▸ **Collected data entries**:
((

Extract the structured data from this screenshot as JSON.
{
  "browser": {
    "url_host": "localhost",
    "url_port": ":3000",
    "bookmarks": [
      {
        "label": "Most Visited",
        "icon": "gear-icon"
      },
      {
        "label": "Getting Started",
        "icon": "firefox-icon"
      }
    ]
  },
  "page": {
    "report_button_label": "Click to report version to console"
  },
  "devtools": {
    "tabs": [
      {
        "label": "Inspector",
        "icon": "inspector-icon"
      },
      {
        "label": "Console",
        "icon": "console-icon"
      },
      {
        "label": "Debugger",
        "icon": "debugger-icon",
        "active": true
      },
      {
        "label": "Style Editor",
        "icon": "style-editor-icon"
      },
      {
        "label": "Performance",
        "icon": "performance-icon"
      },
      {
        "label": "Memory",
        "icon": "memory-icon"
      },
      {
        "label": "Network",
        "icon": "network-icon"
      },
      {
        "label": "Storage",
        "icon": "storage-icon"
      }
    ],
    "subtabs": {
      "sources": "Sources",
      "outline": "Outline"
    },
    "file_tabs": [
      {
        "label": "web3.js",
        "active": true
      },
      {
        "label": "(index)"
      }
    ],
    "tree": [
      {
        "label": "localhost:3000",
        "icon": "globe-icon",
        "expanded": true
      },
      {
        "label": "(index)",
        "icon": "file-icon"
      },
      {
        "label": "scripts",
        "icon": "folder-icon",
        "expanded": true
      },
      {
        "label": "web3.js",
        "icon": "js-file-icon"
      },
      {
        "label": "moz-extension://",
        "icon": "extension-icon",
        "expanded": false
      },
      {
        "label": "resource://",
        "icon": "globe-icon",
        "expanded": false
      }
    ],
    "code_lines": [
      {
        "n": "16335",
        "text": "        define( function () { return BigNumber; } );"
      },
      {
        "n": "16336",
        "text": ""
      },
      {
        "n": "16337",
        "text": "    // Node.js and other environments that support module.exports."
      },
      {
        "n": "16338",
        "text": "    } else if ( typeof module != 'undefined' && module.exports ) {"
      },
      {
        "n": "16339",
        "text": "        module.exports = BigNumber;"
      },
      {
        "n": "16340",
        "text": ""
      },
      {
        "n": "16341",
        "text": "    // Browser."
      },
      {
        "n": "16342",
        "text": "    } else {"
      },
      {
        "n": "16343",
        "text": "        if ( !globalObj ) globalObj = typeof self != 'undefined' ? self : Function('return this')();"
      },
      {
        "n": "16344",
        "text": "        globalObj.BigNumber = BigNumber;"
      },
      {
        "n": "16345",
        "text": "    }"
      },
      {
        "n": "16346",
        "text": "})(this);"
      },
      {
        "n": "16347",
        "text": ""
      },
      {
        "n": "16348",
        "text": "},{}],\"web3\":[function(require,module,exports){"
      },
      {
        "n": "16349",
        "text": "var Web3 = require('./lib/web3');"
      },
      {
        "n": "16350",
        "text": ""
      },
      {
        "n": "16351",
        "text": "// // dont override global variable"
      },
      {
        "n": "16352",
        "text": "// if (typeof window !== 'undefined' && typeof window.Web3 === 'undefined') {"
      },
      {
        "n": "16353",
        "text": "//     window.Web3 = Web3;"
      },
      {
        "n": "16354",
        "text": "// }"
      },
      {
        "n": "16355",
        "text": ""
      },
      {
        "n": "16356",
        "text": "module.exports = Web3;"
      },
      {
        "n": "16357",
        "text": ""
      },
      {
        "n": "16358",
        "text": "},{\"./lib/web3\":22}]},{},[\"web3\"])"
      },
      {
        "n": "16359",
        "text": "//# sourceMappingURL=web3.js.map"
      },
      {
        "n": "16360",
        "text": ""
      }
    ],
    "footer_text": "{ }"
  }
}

))
((

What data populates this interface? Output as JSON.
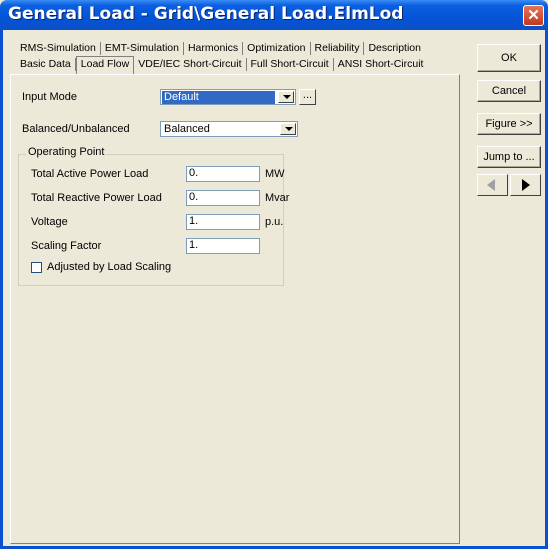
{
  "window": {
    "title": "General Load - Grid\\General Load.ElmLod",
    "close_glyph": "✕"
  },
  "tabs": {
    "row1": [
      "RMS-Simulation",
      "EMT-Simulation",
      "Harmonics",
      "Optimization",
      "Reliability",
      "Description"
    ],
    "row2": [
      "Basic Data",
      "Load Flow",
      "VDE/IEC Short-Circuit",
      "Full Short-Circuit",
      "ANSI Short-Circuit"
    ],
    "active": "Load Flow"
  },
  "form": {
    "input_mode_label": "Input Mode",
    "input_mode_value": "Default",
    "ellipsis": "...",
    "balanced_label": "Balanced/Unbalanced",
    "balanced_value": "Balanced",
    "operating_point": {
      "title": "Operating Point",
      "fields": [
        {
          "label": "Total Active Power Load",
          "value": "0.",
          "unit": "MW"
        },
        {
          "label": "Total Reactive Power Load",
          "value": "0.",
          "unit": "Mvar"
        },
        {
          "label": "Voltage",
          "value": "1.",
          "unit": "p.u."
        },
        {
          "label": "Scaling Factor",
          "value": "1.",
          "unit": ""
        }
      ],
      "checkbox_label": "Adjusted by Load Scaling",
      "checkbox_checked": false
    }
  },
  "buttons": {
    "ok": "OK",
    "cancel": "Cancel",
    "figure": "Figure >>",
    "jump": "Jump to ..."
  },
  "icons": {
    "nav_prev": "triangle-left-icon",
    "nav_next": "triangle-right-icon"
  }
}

))

▸ **EXERCISE BRIEF**: Where a line of the entries contains the word "typeof", copy that line.

▸ **CORRECT ANSWER**:
        "text": "    } else if ( typeof module != 'undefined' && module.exports ) {"
        "text": "        if ( !globalObj ) globalObj = typeof self != 'undefined' ? self : Function('return this')();"
        "text": "// if (typeof window !== 'undefined' && typeof window.Web3 === 'undefined') {"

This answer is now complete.